**Selected passage**
========

He professes to have been hurt by the Braves’ departure from Milwaukee in
1965, but got his own team by stealing it from another
municipality–Seattle–just five years later. Now, he wants to take teams
away from two other cities, again re-creating his pain for thousands,
perhaps millions, of fans.

Bud Selig is untrustworthy.

He claims to want what is best for baseball, but does more to tear down the
game than to promote it. He still approaches it as the owner of a team in a
midwestern city, concerned only with how much money he can get from 1)
governments, 2) players, and 3) other owners. He is the source of baseball’s
ongoing "anti-marketing," campaign where entire cities are told to
stay away from the ballpark because the local team has no chance to win and
the ballpark sucks and the players are greedy.

It was Bud Selig who signed off on the brilliant idea of tying
revenue-sharing payments to payroll, a system that incentivized being cheap.
The two most likely candidates for contraction are the two teams that took
greatest advantage of the flaws in Selig’s plan.

And then he calls the places they play "markets that generate
insufficient local revenues to justify the investment in the
franchise."

Bud Selig is an extortionist.

This isn’t about viability, or competitiveness, or any of the other
marginally acceptable reasons for ditching a franchise or two. This is
extortion. This is about trying to force a city or a state to commit
millions of taxpayer dollars to a ballpark that will generate lots of money
for private enterprise.

The Minnesota Twins’ track record in recent years blows away that of the
Milwaukee Brewers or Pittsburgh Pirates:

  • The Minnesota Twins went 85-77 this year. The Brewers haven’t won 85
    games since 1992, nor have the Pirates.

  • The Minnesota Twins have been to–and won–two World Series since the
    last time either the Brewers or the Pirates appeared in one.

  • The Minnesota Twins franchise is more than 100 years old. The Milwaukee
    Brewer franchise isn’t half of that.

========

**What is asked**
Rewrite the passage on Bud Selig from "governments, 2) players, and" up to and including "players are greedy.", putting "stadium" wherever "ballpark" appears. These items come from a different source than the passage on Bud Selig.

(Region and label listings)
========

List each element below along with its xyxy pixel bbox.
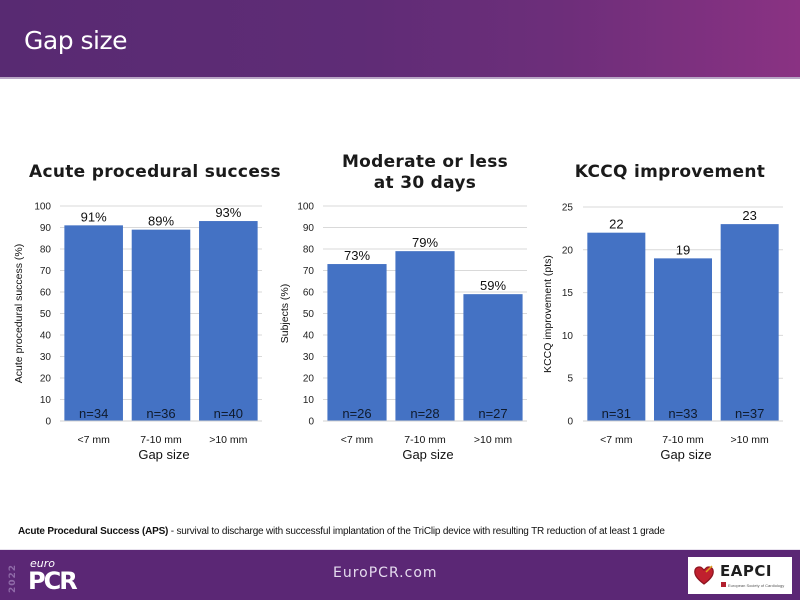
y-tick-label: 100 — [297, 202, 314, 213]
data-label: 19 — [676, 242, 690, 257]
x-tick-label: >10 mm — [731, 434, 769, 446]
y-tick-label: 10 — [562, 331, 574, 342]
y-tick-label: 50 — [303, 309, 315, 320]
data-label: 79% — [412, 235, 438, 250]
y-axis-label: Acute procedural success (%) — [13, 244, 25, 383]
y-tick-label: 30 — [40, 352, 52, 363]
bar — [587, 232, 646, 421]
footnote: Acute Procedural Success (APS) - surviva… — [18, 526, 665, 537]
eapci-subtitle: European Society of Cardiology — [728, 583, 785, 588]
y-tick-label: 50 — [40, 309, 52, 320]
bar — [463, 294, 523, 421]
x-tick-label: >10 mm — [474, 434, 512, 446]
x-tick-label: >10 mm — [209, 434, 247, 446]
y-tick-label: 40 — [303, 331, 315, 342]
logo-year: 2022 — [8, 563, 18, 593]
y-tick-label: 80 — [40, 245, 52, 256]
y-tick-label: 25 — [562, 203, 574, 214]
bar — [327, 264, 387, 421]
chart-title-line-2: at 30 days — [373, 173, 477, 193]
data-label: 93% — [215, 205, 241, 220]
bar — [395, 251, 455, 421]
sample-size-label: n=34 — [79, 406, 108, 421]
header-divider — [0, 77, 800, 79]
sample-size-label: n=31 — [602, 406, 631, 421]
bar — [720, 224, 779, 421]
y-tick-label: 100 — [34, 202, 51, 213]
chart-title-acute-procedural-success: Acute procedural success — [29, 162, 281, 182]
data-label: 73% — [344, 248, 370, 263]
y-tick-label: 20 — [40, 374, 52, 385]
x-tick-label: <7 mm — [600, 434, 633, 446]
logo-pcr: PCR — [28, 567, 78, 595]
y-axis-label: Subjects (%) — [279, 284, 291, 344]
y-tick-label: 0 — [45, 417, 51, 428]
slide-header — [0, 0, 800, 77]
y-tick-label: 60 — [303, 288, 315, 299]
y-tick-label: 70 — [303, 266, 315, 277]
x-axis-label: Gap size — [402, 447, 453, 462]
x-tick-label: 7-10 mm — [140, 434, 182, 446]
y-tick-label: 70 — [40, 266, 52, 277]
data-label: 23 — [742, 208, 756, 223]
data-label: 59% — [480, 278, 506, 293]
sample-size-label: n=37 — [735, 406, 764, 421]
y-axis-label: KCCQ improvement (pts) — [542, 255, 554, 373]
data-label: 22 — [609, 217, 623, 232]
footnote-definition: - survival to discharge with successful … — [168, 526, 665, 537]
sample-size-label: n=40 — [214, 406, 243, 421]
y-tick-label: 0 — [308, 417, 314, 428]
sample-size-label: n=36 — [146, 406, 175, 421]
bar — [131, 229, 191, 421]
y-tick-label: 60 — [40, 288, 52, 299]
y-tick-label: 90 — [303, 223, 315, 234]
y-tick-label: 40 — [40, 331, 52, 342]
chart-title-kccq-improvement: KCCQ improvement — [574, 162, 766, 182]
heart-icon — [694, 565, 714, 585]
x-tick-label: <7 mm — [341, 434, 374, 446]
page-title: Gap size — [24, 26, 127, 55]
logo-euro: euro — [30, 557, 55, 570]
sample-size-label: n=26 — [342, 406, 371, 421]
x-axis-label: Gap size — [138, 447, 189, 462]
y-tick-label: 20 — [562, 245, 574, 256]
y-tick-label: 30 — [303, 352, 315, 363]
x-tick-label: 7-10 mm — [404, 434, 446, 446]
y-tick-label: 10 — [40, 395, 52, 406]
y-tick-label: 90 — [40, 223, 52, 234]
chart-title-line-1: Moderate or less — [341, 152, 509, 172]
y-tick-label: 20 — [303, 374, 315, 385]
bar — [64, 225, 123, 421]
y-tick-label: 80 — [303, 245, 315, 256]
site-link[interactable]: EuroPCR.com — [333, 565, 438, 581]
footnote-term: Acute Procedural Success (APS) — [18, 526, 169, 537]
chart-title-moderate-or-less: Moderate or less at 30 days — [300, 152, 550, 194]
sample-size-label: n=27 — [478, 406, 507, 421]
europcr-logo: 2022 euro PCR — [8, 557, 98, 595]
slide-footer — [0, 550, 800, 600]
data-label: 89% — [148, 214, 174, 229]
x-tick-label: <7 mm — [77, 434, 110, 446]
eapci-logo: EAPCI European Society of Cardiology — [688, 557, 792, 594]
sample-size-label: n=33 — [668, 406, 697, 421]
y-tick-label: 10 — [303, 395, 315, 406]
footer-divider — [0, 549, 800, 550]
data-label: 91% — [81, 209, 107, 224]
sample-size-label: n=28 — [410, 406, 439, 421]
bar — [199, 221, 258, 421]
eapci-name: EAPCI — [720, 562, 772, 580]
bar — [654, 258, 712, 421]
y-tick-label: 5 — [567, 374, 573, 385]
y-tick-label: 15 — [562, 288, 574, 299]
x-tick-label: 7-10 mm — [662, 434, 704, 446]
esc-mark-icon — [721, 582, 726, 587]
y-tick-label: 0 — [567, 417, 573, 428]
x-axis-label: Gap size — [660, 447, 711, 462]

========

**Response**
governments, 2) players, and 3) other owners. He is the source of baseball’s
ongoing "anti-marketing," campaign where entire cities are told to
stay away from the stadium because the local team has no chance to win and
the stadium sucks and the players are greedy.